[begin Records supplied]
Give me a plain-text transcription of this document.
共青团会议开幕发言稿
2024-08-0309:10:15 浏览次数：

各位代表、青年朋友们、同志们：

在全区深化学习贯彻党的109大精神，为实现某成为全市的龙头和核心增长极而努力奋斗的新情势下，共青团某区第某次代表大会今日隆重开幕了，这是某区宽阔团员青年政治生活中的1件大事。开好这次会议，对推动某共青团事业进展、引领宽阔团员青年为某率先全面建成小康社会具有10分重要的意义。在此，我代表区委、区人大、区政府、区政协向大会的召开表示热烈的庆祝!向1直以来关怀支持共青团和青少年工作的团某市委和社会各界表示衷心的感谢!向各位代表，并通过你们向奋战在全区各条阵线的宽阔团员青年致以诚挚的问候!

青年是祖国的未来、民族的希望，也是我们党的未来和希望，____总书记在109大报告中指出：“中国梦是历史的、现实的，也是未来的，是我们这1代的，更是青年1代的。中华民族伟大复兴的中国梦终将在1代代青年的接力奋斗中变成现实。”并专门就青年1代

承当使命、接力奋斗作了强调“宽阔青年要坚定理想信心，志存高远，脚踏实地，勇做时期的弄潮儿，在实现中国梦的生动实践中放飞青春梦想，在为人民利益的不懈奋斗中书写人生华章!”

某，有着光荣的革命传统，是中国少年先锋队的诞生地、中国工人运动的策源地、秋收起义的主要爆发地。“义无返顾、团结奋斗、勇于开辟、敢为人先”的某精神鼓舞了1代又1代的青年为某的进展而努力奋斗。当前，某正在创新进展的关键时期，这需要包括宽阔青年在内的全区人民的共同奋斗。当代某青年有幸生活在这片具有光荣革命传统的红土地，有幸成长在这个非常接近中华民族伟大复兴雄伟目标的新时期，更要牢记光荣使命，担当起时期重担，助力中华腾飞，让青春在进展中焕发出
[end Records supplied]
[begin Records supplied]
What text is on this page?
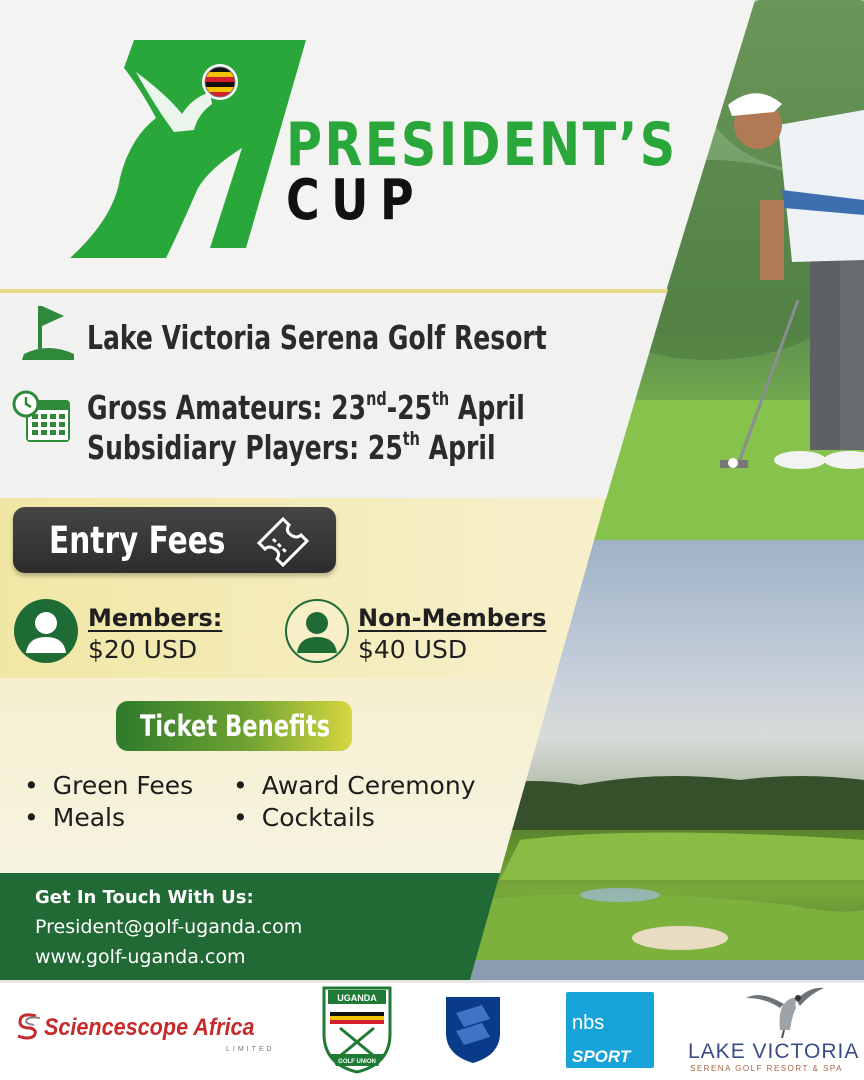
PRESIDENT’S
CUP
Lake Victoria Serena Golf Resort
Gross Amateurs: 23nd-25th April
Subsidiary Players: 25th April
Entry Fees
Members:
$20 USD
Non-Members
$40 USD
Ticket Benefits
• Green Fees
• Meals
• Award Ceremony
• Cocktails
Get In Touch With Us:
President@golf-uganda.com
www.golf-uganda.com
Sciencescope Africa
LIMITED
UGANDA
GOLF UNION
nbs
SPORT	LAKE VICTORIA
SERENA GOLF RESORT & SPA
[end Records supplied]
**To do:**
Look through the entries above for the word "April". Copy every line where it shows up.

**The reply:**
Gross Amateurs: 23nd-25th April
Subsidiary Players: 25th April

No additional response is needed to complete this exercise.